» **PROVIDED RECORDS**

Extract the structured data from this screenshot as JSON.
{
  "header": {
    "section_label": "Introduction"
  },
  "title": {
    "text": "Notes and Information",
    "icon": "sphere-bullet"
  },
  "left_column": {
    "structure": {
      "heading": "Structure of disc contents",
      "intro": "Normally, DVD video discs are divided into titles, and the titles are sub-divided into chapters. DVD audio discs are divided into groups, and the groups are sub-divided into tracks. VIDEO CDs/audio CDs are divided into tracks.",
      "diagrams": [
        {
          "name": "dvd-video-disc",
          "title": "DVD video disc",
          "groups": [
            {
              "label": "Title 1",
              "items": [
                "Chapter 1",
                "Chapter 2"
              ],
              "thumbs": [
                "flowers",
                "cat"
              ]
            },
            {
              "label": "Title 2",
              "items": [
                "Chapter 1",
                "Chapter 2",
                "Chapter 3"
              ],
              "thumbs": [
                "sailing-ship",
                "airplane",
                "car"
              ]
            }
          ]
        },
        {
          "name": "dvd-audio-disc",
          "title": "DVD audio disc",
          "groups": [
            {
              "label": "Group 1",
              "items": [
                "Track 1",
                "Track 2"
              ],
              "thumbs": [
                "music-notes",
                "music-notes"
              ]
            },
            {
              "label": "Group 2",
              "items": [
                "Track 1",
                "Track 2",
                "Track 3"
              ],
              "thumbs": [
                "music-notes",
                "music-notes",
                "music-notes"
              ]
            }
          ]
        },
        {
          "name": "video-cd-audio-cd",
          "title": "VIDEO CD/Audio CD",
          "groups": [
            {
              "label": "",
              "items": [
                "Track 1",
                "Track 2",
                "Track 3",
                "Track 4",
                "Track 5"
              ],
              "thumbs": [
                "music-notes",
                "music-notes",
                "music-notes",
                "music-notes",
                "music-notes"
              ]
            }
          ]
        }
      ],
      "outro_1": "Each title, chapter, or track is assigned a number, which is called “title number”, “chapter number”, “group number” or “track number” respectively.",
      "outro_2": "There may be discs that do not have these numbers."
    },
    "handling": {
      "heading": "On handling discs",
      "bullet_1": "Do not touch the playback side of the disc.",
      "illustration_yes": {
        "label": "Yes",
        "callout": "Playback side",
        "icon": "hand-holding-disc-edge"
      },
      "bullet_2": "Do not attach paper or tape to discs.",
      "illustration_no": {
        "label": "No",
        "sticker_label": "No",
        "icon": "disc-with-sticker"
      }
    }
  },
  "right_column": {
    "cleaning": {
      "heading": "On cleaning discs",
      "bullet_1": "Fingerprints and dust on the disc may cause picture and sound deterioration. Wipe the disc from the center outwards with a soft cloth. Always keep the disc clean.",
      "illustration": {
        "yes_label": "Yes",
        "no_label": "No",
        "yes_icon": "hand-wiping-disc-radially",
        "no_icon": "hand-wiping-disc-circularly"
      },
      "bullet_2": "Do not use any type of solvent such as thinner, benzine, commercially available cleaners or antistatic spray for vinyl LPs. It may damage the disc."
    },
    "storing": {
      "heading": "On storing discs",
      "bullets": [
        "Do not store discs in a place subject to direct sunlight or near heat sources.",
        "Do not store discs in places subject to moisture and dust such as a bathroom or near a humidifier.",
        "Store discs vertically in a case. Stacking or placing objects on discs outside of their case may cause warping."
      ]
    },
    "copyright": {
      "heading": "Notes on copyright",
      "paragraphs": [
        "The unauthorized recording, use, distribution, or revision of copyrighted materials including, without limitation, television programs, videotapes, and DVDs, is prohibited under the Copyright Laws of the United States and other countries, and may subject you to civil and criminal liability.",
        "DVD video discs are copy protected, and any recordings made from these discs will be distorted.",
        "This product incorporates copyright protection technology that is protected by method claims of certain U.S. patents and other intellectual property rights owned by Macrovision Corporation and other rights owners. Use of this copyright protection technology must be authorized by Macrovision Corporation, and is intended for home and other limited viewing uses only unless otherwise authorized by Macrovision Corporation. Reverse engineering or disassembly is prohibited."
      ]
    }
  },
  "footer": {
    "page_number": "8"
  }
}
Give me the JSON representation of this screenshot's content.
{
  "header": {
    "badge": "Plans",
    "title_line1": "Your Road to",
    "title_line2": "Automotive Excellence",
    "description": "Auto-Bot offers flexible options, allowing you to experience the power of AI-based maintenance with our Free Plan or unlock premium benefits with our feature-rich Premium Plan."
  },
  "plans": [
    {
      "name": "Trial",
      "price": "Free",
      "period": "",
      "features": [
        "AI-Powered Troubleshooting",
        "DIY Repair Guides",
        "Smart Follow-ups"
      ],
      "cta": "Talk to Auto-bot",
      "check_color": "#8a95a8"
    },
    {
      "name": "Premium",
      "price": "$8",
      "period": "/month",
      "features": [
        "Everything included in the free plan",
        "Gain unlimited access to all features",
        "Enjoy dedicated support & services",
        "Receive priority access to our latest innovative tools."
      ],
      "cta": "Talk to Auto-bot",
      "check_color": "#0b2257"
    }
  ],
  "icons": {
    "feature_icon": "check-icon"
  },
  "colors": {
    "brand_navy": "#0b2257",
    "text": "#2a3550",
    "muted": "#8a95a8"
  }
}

» **REQUIRED TASK**
Emit the full listing verbatim.

» **COMPLETED EXERCISE**
Extract the structured data from this screenshot as JSON.
{
  "header": {
    "section_label": "Introduction"
  },
  "title": {
    "text": "Notes and Information",
    "icon": "sphere-bullet"
  },
  "left_column": {
    "structure": {
      "heading": "Structure of disc contents",
      "intro": "Normally, DVD video discs are divided into titles, and the titles are sub-divided into chapters. DVD audio discs are divided into groups, and the groups are sub-divided into tracks. VIDEO CDs/audio CDs are divided into tracks.",
      "diagrams": [
        {
          "name": "dvd-video-disc",
          "title": "DVD video disc",
          "groups": [
            {
              "label": "Title 1",
              "items": [
                "Chapter 1",
                "Chapter 2"
              ],
              "thumbs": [
                "flowers",
                "cat"
              ]
            },
            {
              "label": "Title 2",
              "items": [
                "Chapter 1",
                "Chapter 2",
                "Chapter 3"
              ],
              "thumbs": [
                "sailing-ship",
                "airplane",
                "car"
              ]
            }
          ]
        },
        {
          "name": "dvd-audio-disc",
          "title": "DVD audio disc",
          "groups": [
            {
              "label": "Group 1",
              "items": [
                "Track 1",
                "Track 2"
              ],
              "thumbs": [
                "music-notes",
                "music-notes"
              ]
            },
            {
              "label": "Group 2",
              "items": [
                "Track 1",
                "Track 2",
                "Track 3"
              ],
              "thumbs": [
                "music-notes",
                "music-notes",
                "music-notes"
              ]
            }
          ]
        },
        {
          "name": "video-cd-audio-cd",
          "title": "VIDEO CD/Audio CD",
          "groups": [
            {
              "label": "",
              "items": [
                "Track 1",
                "Track 2",
                "Track 3",
                "Track 4",
                "Track 5"
              ],
              "thumbs": [
                "music-notes",
                "music-notes",
                "music-notes",
                "music-notes",
                "music-notes"
              ]
            }
          ]
        }
      ],
      "outro_1": "Each title, chapter, or track is assigned a number, which is called “title number”, “chapter number”, “group number” or “track number” respectively.",
      "outro_2": "There may be discs that do not have these numbers."
    },
    "handling": {
      "heading": "On handling discs",
      "bullet_1": "Do not touch the playback side of the disc.",
      "illustration_yes": {
        "label": "Yes",
        "callout": "Playback side",
        "icon": "hand-holding-disc-edge"
      },
      "bullet_2": "Do not attach paper or tape to discs.",
      "illustration_no": {
        "label": "No",
        "sticker_label": "No",
        "icon": "disc-with-sticker"
      }
    }
  },
  "right_column": {
    "cleaning": {
      "heading": "On cleaning discs",
      "bullet_1": "Fingerprints and dust on the disc may cause picture and sound deterioration. Wipe the disc from the center outwards with a soft cloth. Always keep the disc clean.",
      "illustration": {
        "yes_label": "Yes",
        "no_label": "No",
        "yes_icon": "hand-wiping-disc-radially",
        "no_icon": "hand-wiping-disc-circularly"
      },
      "bullet_2": "Do not use any type of solvent such as thinner, benzine, commercially available cleaners or antistatic spray for vinyl LPs. It may damage the disc."
    },
    "storing": {
      "heading": "On storing discs",
      "bullets": [
        "Do not store discs in a place subject to direct sunlight or near heat sources.",
        "Do not store discs in places subject to moisture and dust such as a bathroom or near a humidifier.",
        "Store discs vertically in a case. Stacking or placing objects on discs outside of their case may cause warping."
      ]
    },
    "copyright": {
      "heading": "Notes on copyright",
      "paragraphs": [
        "The unauthorized recording, use, distribution, or revision of copyrighted materials including, without limitation, television programs, videotapes, and DVDs, is prohibited under the Copyright Laws of the United States and other countries, and may subject you to civil and criminal liability.",
        "DVD video discs are copy protected, and any recordings made from these discs will be distorted.",
        "This product incorporates copyright protection technology that is protected by method claims of certain U.S. patents and other intellectual property rights owned by Macrovision Corporation and other rights owners. Use of this copyright protection technology must be authorized by Macrovision Corporation, and is intended for home and other limited viewing uses only unless otherwise authorized by Macrovision Corporation. Reverse engineering or disassembly is prohibited."
      ]
    }
  },
  "footer": {
    "page_number": "8"
  }
}
Give me the JSON representation of this screenshot's content.
{
  "header": {
    "badge": "Plans",
    "title_line1": "Your Road to",
    "title_line2": "Automotive Excellence",
    "description": "Auto-Bot offers flexible options, allowing you to experience the power of AI-based maintenance with our Free Plan or unlock premium benefits with our feature-rich Premium Plan."
  },
  "plans": [
    {
      "name": "Trial",
      "price": "Free",
      "period": "",
      "features": [
        "AI-Powered Troubleshooting",
        "DIY Repair Guides",
        "Smart Follow-ups"
      ],
      "cta": "Talk to Auto-bot",
      "check_color": "#8a95a8"
    },
    {
      "name": "Premium",
      "price": "$8",
      "period": "/month",
      "features": [
        "Everything included in the free plan",
        "Gain unlimited access to all features",
        "Enjoy dedicated support & services",
        "Receive priority access to our latest innovative tools."
      ],
      "cta": "Talk to Auto-bot",
      "check_color": "#0b2257"
    }
  ],
  "icons": {
    "feature_icon": "check-icon"
  },
  "colors": {
    "brand_navy": "#0b2257",
    "text": "#2a3550",
    "muted": "#8a95a8"
  }
}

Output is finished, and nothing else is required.